Given problem
Where the word "JSON" occurs in a line, return that line.

BEGIN Given entries

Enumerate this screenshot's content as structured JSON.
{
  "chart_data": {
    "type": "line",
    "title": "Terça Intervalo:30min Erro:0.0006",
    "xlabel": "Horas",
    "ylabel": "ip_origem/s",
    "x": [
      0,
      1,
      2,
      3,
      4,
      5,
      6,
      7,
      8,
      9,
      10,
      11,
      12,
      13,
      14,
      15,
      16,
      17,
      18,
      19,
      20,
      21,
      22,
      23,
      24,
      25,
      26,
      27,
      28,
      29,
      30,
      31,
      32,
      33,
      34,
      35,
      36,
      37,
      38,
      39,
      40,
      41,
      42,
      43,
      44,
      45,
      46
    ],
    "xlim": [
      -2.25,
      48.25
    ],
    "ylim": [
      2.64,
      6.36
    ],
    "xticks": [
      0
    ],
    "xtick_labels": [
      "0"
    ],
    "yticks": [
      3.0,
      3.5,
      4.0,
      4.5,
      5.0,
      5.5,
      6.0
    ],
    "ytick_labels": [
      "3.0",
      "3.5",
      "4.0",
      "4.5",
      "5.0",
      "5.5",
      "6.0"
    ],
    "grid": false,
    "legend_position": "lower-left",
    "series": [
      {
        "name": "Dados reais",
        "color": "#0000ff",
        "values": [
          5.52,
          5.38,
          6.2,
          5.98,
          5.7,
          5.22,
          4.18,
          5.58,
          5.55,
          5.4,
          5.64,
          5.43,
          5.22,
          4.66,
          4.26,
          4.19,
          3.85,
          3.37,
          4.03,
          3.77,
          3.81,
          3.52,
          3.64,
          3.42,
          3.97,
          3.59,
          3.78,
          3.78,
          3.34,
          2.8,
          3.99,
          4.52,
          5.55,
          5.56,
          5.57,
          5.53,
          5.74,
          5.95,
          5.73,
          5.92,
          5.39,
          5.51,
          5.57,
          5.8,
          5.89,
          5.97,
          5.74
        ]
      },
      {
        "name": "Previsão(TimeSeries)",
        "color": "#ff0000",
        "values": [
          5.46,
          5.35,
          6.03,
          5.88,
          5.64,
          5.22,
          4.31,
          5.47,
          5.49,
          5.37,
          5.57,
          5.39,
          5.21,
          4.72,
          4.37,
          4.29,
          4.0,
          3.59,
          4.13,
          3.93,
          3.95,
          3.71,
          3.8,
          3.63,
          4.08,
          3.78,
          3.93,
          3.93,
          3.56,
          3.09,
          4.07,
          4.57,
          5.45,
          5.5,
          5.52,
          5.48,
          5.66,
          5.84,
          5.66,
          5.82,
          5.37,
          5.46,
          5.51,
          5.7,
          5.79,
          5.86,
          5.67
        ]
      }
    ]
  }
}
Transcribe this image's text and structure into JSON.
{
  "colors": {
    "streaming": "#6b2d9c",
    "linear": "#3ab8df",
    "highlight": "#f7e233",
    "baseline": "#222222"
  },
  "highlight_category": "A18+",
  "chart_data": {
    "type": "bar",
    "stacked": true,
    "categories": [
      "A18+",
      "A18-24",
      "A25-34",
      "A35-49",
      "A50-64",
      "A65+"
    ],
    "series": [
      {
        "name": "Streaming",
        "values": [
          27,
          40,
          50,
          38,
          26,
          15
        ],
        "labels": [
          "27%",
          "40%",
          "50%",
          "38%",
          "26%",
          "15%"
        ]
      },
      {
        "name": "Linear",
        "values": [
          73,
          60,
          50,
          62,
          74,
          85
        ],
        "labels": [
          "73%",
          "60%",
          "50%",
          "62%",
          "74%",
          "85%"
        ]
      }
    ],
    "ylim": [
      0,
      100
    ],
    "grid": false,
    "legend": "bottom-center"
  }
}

END Given entries

Worked answer
Enumerate this screenshot's content as structured JSON.
Transcribe this image's text and structure into JSON.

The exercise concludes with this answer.